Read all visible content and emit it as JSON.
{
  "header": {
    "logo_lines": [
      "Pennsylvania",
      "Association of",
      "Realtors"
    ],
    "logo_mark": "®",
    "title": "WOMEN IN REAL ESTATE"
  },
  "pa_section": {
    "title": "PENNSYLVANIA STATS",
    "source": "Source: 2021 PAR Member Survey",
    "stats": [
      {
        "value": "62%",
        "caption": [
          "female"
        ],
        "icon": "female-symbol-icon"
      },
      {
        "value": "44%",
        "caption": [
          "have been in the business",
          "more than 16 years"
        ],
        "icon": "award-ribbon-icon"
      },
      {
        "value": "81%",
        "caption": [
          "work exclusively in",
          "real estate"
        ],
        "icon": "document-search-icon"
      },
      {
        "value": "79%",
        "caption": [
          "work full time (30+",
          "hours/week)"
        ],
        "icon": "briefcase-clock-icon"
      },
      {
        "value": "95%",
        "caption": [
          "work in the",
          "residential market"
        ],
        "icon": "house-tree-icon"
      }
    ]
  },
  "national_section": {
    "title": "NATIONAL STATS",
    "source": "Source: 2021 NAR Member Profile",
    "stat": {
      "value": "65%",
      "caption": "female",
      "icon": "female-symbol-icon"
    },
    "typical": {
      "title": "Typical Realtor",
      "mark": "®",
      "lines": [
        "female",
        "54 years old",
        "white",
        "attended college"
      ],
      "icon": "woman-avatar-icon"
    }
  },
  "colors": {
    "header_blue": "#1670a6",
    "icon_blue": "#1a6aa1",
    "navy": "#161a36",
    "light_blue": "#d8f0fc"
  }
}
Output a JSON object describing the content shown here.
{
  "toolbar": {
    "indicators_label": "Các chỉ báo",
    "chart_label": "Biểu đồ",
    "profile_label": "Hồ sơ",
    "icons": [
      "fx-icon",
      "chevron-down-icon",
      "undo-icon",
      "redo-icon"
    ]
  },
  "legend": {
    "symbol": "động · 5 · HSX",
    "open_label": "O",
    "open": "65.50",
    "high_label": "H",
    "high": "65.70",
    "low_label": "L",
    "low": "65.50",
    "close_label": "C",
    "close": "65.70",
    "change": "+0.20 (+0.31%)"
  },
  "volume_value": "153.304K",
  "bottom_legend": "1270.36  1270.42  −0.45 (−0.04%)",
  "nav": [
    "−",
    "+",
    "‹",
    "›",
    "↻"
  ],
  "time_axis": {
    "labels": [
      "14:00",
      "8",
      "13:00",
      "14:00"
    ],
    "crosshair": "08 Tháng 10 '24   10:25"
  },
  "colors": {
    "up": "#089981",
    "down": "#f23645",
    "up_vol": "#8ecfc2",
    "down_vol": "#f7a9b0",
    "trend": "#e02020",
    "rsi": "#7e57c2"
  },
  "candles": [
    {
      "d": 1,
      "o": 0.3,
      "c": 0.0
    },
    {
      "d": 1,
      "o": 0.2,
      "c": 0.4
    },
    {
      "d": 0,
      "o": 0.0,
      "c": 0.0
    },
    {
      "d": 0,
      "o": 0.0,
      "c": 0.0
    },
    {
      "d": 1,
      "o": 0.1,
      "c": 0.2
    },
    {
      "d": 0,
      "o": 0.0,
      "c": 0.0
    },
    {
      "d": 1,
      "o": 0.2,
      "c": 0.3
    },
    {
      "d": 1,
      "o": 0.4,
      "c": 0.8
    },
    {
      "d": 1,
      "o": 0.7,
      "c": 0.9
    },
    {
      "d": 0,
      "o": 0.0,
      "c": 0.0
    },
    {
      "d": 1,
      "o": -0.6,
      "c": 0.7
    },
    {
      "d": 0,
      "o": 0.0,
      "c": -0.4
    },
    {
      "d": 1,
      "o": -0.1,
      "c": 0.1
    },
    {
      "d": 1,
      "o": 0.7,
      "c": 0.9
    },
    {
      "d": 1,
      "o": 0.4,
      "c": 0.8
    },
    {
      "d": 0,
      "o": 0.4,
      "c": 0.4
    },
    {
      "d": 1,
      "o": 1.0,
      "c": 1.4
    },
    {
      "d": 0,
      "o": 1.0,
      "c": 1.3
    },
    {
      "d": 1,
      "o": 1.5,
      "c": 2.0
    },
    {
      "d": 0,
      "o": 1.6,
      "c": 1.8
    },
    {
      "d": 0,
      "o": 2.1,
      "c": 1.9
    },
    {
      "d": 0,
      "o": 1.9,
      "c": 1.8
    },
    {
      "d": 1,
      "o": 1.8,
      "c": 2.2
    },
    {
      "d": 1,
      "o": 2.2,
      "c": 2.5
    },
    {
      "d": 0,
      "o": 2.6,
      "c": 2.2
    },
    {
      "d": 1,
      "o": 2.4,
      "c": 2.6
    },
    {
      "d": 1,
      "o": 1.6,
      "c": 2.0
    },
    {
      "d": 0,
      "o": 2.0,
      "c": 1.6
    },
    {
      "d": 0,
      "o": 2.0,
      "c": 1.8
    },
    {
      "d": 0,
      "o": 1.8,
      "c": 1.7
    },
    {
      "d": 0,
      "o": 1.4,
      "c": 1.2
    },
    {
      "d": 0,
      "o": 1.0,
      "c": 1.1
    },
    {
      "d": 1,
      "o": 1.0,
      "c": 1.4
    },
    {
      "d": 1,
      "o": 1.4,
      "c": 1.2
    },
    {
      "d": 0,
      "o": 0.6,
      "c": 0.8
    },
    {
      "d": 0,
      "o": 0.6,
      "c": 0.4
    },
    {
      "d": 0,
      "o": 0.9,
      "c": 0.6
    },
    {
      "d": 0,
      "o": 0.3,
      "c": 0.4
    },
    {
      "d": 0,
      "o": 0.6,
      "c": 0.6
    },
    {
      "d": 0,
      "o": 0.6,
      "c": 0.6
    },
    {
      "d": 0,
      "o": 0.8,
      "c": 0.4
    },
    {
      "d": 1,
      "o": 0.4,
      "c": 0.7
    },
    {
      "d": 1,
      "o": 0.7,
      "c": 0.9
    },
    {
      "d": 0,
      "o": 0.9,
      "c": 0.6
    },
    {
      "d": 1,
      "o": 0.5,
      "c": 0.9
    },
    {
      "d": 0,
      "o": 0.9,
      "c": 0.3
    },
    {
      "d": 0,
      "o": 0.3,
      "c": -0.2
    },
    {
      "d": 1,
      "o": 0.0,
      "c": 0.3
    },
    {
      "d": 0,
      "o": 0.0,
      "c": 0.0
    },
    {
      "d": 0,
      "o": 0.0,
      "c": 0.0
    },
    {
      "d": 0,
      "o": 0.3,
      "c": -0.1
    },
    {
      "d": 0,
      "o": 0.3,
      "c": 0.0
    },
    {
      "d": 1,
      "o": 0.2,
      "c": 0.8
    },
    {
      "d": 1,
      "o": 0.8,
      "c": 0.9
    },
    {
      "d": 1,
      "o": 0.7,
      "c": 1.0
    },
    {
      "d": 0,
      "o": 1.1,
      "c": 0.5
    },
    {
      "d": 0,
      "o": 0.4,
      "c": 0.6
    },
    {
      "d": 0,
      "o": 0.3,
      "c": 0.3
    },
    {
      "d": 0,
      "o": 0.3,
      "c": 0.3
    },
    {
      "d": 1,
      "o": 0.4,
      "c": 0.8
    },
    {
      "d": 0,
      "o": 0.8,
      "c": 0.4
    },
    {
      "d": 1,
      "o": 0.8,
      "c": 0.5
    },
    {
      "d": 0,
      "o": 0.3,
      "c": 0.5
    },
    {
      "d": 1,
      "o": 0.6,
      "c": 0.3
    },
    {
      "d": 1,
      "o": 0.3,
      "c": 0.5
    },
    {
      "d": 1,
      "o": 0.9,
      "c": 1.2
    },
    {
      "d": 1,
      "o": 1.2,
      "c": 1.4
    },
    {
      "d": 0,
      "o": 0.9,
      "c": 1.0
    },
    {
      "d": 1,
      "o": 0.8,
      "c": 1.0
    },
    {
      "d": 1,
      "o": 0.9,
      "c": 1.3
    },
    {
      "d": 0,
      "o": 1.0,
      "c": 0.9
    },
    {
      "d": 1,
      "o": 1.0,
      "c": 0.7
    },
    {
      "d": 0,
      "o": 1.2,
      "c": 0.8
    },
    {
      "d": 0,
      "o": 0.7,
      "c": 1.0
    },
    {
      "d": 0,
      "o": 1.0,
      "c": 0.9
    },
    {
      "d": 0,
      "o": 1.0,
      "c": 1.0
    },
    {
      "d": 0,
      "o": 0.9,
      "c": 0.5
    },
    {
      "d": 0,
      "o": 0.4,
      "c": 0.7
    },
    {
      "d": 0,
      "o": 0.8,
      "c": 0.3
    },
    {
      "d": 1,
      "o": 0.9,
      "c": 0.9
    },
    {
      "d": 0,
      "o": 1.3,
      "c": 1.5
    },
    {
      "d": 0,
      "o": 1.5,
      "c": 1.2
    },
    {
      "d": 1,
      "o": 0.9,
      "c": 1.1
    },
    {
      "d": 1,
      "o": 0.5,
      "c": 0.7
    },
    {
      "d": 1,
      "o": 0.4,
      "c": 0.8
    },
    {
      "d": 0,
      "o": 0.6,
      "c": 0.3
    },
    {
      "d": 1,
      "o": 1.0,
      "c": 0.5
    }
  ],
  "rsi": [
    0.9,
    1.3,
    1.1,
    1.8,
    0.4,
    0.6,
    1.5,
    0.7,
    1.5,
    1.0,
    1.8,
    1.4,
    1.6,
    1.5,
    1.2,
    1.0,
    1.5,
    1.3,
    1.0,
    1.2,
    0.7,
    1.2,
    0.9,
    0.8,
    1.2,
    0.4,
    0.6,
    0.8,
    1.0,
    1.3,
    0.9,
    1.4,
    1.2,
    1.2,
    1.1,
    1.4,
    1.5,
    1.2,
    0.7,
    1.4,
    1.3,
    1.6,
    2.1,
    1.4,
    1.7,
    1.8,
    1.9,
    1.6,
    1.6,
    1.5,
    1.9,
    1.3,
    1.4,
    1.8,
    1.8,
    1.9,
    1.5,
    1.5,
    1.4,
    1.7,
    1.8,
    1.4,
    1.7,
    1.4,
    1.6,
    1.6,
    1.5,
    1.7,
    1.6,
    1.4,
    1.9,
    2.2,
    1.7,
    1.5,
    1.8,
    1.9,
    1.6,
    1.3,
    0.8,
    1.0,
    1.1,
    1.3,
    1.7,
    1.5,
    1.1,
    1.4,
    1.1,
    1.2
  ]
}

____________

Copy and report every line where the word "female" is present.

**WORKED ANSWER:**
          "female"
        "icon": "female-symbol-icon"
      "caption": "female",
      "icon": "female-symbol-icon"
        "female",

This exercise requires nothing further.